Collect every line below that contains the word "confidential".

**RECORDS PROVIDED**.
● ● ●

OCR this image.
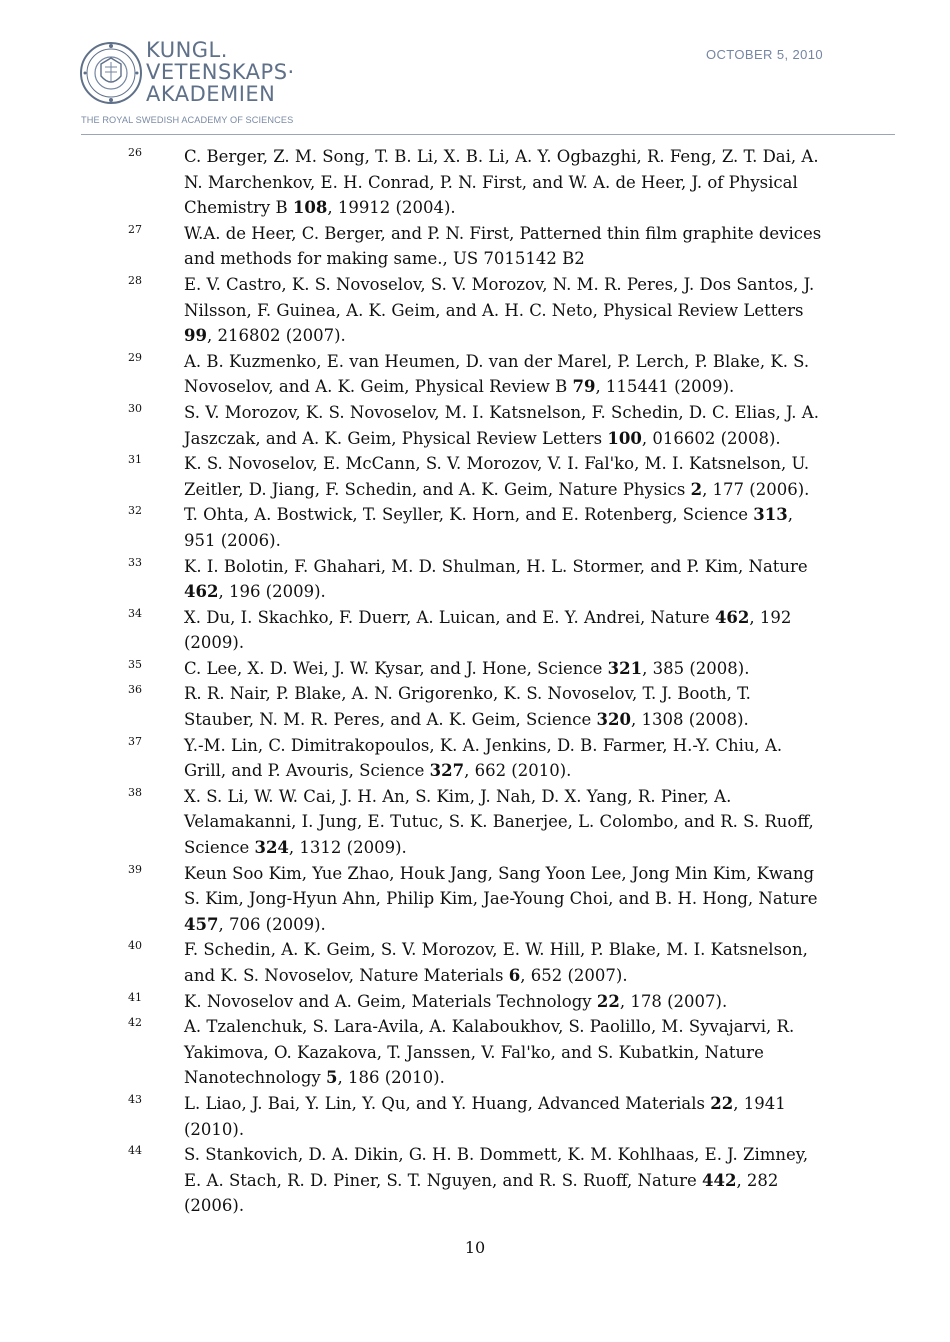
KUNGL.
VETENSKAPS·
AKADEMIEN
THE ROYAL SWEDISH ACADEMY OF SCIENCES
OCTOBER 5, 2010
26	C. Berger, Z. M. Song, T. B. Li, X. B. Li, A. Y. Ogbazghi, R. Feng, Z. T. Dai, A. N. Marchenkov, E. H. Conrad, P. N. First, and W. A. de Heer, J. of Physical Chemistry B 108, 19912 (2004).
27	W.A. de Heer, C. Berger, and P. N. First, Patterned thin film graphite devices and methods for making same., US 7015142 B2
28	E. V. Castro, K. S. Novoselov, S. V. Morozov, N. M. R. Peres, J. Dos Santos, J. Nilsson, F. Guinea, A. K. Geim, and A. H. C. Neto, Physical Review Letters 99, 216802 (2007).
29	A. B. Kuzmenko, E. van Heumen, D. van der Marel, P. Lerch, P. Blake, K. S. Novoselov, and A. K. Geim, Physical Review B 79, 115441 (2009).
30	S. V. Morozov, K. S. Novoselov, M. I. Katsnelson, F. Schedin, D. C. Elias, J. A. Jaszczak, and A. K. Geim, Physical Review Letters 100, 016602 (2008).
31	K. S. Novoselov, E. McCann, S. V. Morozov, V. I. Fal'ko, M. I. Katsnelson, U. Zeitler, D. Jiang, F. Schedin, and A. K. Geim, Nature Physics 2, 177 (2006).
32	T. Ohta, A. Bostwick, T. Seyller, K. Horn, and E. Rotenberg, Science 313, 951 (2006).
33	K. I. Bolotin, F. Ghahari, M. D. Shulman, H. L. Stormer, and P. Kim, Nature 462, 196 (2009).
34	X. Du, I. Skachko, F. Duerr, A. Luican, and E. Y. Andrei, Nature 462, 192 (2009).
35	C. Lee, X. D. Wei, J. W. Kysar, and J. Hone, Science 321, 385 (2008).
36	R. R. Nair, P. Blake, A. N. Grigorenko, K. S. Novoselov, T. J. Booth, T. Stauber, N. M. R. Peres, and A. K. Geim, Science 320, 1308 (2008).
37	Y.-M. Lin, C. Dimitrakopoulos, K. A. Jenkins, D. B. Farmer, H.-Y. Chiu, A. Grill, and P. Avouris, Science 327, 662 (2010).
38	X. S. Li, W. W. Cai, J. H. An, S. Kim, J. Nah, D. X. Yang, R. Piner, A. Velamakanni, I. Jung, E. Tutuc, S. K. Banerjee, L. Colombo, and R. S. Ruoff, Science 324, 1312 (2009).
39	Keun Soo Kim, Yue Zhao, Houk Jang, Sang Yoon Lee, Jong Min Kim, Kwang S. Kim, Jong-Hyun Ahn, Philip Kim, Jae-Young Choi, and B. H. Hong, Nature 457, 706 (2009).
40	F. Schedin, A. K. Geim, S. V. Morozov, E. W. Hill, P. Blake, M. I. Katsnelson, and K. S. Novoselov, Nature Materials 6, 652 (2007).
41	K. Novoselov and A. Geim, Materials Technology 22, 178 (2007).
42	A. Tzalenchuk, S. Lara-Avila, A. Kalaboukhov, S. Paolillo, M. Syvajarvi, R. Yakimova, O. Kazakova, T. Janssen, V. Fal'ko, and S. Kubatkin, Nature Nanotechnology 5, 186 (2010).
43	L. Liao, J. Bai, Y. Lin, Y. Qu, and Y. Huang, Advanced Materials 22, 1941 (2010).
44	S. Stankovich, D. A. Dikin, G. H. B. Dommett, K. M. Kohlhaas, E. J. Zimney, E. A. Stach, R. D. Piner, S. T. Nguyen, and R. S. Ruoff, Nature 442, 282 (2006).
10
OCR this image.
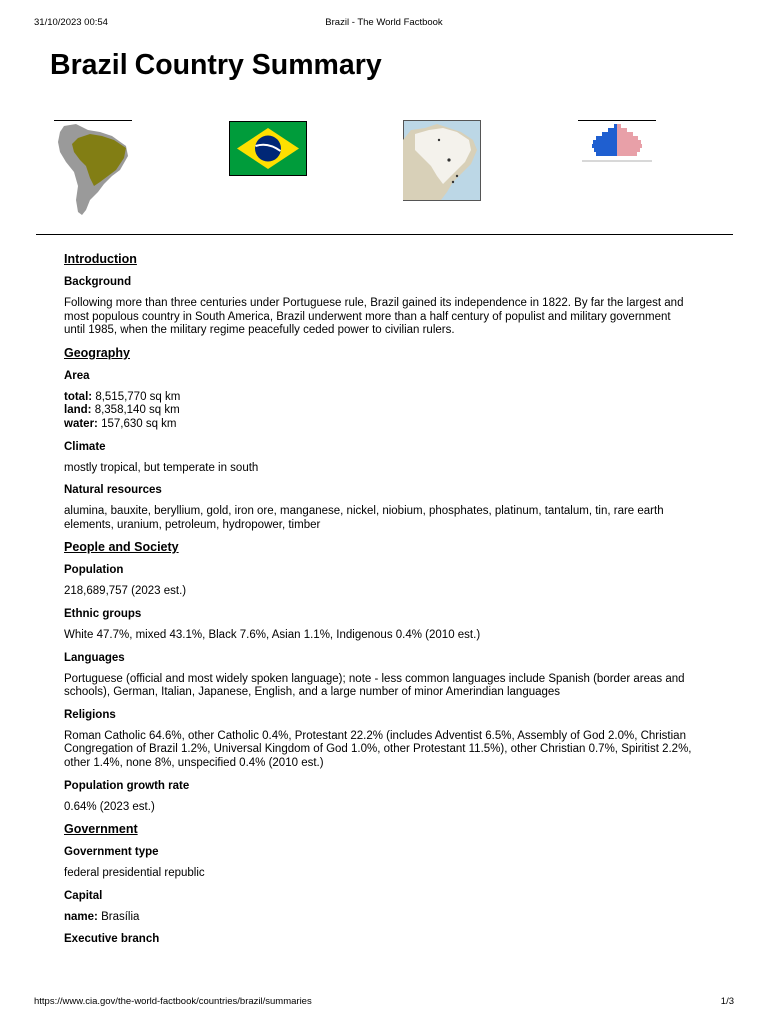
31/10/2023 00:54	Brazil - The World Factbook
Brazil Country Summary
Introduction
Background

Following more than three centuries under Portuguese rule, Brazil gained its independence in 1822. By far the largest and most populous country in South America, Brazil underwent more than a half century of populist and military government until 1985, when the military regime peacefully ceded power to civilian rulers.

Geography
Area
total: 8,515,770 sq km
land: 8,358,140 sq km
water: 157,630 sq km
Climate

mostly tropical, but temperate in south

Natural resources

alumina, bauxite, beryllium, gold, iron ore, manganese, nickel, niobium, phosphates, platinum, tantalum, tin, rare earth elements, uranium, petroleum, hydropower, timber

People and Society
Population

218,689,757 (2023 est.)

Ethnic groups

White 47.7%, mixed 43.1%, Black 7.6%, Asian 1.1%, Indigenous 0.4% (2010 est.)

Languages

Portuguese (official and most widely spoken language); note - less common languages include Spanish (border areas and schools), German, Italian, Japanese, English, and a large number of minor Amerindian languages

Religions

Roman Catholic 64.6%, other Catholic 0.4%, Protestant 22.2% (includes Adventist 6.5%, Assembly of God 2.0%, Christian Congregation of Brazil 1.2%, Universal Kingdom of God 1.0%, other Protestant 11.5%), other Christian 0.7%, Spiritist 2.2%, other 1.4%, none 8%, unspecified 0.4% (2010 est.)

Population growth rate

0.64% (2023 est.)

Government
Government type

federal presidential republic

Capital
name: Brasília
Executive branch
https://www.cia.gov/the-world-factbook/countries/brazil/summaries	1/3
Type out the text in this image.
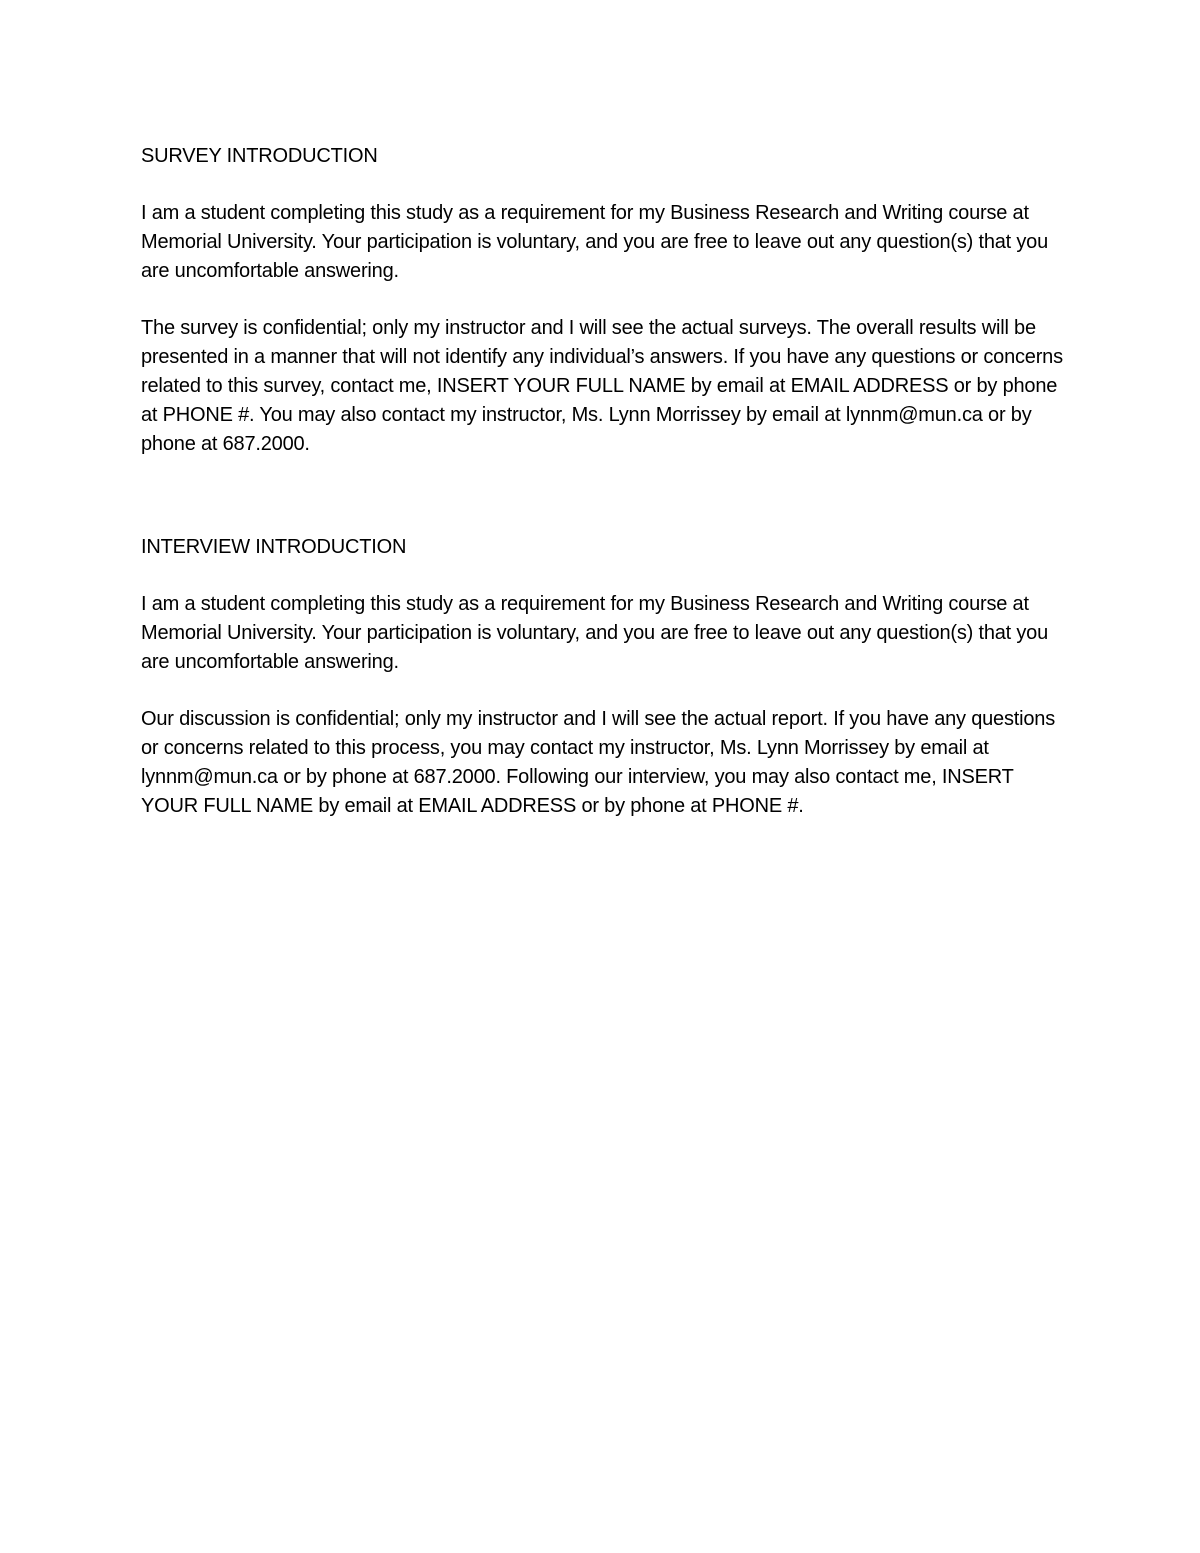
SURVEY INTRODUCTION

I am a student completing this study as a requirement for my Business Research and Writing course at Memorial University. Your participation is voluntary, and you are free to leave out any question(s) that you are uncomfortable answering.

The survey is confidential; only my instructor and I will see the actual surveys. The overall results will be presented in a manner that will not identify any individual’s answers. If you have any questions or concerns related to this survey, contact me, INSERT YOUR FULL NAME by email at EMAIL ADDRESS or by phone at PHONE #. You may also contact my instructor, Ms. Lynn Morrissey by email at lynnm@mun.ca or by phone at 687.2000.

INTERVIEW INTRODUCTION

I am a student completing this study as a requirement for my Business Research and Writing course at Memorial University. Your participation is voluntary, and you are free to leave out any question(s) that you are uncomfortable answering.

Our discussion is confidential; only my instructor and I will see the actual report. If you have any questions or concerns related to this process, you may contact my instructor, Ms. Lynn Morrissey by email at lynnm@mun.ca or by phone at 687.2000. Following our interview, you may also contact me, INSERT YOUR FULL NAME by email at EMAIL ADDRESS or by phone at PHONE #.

● ● ●

**TASK ANSWER**.
The survey is confidential; only my instructor and I will see the actual surveys. The overall results will be presented in a manner that will not identify any individual’s answers. If you have any questions or concerns related to this survey, contact me, INSERT YOUR FULL NAME by email at EMAIL ADDRESS or by phone at PHONE #. You may also contact my instructor, Ms. Lynn Morrissey by email at lynnm@mun.ca or by phone at 687.2000.
Our discussion is confidential; only my instructor and I will see the actual report. If you have any questions or concerns related to this process, you may contact my instructor, Ms. Lynn Morrissey by email at lynnm@mun.ca or by phone at 687.2000. Following our interview, you may also contact me, INSERT YOUR FULL NAME by email at EMAIL ADDRESS or by phone at PHONE #.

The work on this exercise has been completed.